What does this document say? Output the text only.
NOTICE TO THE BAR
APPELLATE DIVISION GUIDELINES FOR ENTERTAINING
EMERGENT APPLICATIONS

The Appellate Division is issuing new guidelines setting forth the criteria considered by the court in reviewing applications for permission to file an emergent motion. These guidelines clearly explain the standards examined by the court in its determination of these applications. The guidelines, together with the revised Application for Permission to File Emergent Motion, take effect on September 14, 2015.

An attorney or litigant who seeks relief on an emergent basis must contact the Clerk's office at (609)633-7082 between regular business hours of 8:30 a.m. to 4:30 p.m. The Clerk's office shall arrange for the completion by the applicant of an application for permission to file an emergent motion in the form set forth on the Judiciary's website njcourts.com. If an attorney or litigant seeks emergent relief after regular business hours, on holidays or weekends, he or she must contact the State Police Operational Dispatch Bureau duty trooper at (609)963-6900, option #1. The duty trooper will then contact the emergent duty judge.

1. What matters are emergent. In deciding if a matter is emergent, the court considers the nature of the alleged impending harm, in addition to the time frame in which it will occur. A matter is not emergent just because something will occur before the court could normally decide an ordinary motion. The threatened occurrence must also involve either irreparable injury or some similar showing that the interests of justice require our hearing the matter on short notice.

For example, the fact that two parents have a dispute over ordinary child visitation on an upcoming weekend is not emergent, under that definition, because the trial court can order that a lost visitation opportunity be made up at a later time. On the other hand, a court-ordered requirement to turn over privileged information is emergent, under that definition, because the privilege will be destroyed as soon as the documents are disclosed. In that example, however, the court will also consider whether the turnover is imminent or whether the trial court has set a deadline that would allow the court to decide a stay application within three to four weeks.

Aim of the exercise:
Where a line in the entries holds "also", copy that line.

Finished exercise:
1. What matters are emergent. In deciding if a matter is emergent, the court considers the nature of the alleged impending harm, in addition to the time frame in which it will occur. A matter is not emergent just because something will occur before the court could normally decide an ordinary motion. The threatened occurrence must also involve either irreparable injury or some similar showing that the interests of justice require our hearing the matter on short notice.
For example, the fact that two parents have a dispute over ordinary child visitation on an upcoming weekend is not emergent, under that definition, because the trial court can order that a lost visitation opportunity be made up at a later time. On the other hand, a court-ordered requirement to turn over privileged information is emergent, under that definition, because the privilege will be destroyed as soon as the documents are disclosed. In that example, however, the court will also consider whether the turnover is imminent or whether the trial court has set a deadline that would allow the court to decide a stay application within three to four weeks.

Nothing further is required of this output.